INSTRUCTIONS TO FOLLOW:
Go through the entries below and pick out every line with "JSON".

DATA EXTRACT:
----------------------------------------

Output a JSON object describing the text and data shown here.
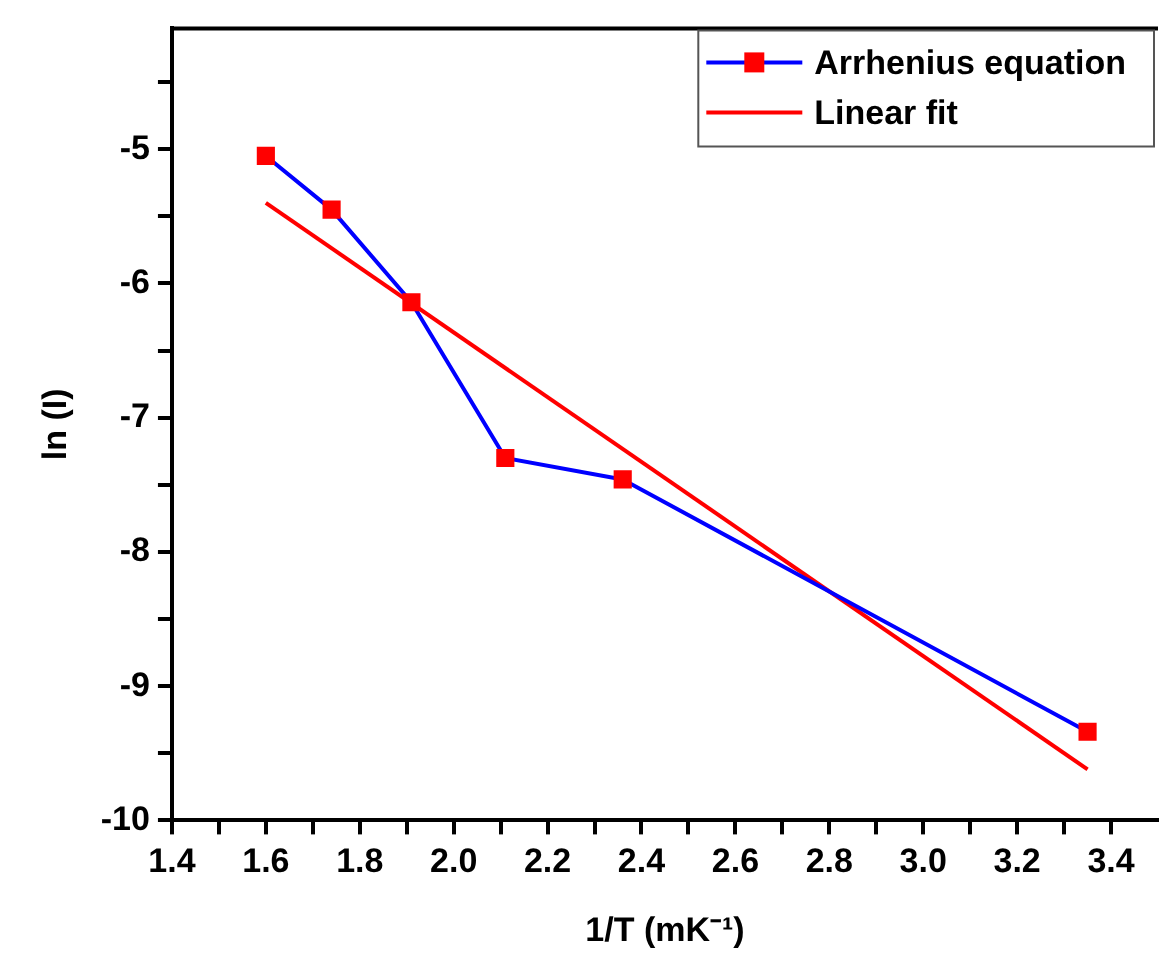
{
  "chart_data": {
    "type": "line",
    "xlabel": "1/T (mK⁻¹)",
    "ylabel": "ln (I)",
    "xlim": [
      1.4,
      3.5
    ],
    "ylim": [
      -10,
      -4.1
    ],
    "xticks": [
      1.4,
      {
        "value": 1.5,
        "label": null
      },
      1.6,
      {
        "value": 1.7,
        "label": null
      },
      1.8,
      {
        "value": 1.9,
        "label": null
      },
      {
        "value": 2,
        "label": "2.0"
      },
      {
        "value": 2.1,
        "label": null
      },
      2.2,
      {
        "value": 2.3,
        "label": null
      },
      2.4,
      {
        "value": 2.5,
        "label": null
      },
      2.6,
      {
        "value": 2.7,
        "label": null
      },
      2.8,
      {
        "value": 2.9,
        "label": null
      },
      {
        "value": 3,
        "label": "3.0"
      },
      {
        "value": 3.1,
        "label": null
      },
      3.2,
      {
        "value": 3.3,
        "label": null
      },
      3.4
    ],
    "yticks": [
      -10,
      {
        "value": -9.5,
        "label": null
      },
      -9,
      {
        "value": -8.5,
        "label": null
      },
      -8,
      {
        "value": -7.5,
        "label": null
      },
      -7,
      {
        "value": -6.5,
        "label": null
      },
      -6,
      {
        "value": -5.5,
        "label": null
      },
      -5,
      {
        "value": -4.5,
        "label": null
      }
    ],
    "legend": "top right",
    "grid": false,
    "series": [
      {
        "name": "Arrhenius equation",
        "color": "#0000ff",
        "colors": [
          "#ff0000",
          "#ff0000",
          "#ff0000",
          "#ff0000",
          "#ff0000",
          "#ff0000"
        ],
        "marker": "square",
        "x": [
          1.6,
          1.74,
          1.91,
          2.11,
          2.36,
          3.35
        ],
        "values": [
          -5.05,
          -5.45,
          -6.14,
          -7.3,
          -7.46,
          -9.34
        ]
      },
      {
        "name": "Linear fit",
        "color": "#ff0000",
        "marker": "none",
        "x": [
          1.6,
          3.35
        ],
        "values": [
          -5.4,
          -9.62
        ]
      }
    ]
  }
}
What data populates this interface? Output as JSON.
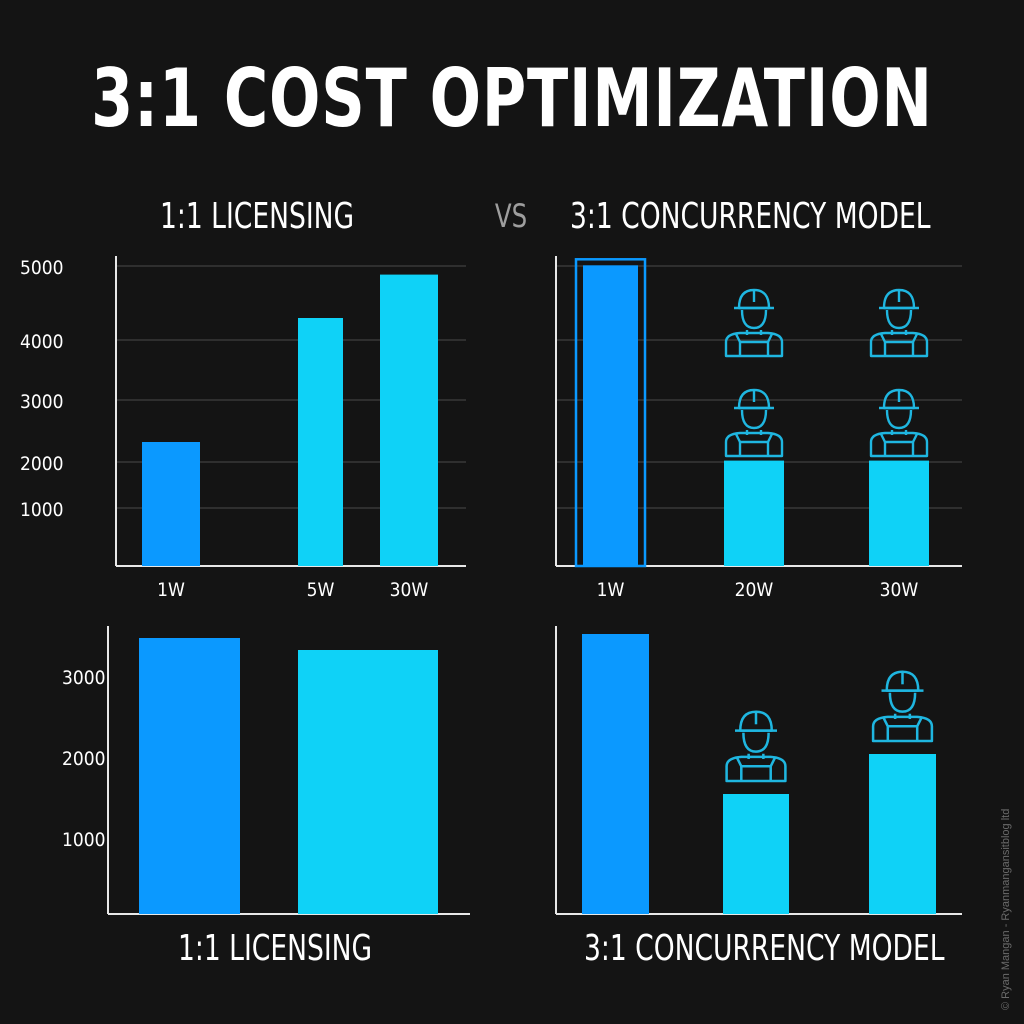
{
  "header": {
    "title": "3:1 COST OPTIMIZATION",
    "left_label": "1:1 LICENSING",
    "vs_label": "VS",
    "right_label": "3:1 CONCURRENCY MODEL"
  },
  "footer": {
    "left_label": "1:1 LICENSING",
    "right_label": "3:1 CONCURRENCY MODEL"
  },
  "watermark": "© Ryan Mangan - Ryanmangansitblog ltd",
  "colors": {
    "background": "#141414",
    "bar_dark": "#0b99ff",
    "bar_light": "#0fd2f7",
    "worker_icon": "#1fb6e0",
    "gridline": "#4a4a4a",
    "axis": "#e8e8e8"
  },
  "icons": {
    "worker": "construction-worker-icon"
  },
  "chart_data": [
    {
      "type": "bar",
      "position": "top-left",
      "categories": [
        "1W",
        "5W",
        "30W"
      ],
      "values": [
        2000,
        4000,
        4700
      ],
      "bar_colors": [
        "#0b99ff",
        "#0fd2f7",
        "#0fd2f7"
      ],
      "yticks": [
        1000,
        2000,
        3000,
        4000,
        5000
      ],
      "ylim": [
        0,
        5000
      ],
      "grid": true
    },
    {
      "type": "bar",
      "position": "top-right",
      "categories": [
        "1W",
        "20W",
        "30W"
      ],
      "values": [
        4850,
        1700,
        1700
      ],
      "bar_colors": [
        "#0b99ff",
        "#0fd2f7",
        "#0fd2f7"
      ],
      "highlight_outline": [
        true,
        false,
        false
      ],
      "worker_icons": [
        0,
        2,
        2
      ],
      "ylim": [
        0,
        5000
      ],
      "grid": true
    },
    {
      "type": "bar",
      "position": "bottom-left",
      "categories": [
        "",
        ""
      ],
      "values": [
        3450,
        3300
      ],
      "bar_colors": [
        "#0b99ff",
        "#0fd2f7"
      ],
      "yticks": [
        1000,
        2000,
        3000
      ],
      "ylim": [
        0,
        3600
      ],
      "grid": false
    },
    {
      "type": "bar",
      "position": "bottom-right",
      "categories": [
        "",
        "",
        ""
      ],
      "values": [
        3500,
        1500,
        2000
      ],
      "bar_colors": [
        "#0b99ff",
        "#0fd2f7",
        "#0fd2f7"
      ],
      "worker_icons": [
        0,
        1,
        1
      ],
      "ylim": [
        0,
        3600
      ],
      "grid": false
    }
  ]
}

----------------------------------------

EXERCISE SOLUTION:
Output a JSON object describing the text and data shown here.
What data populates this interface? Output as JSON.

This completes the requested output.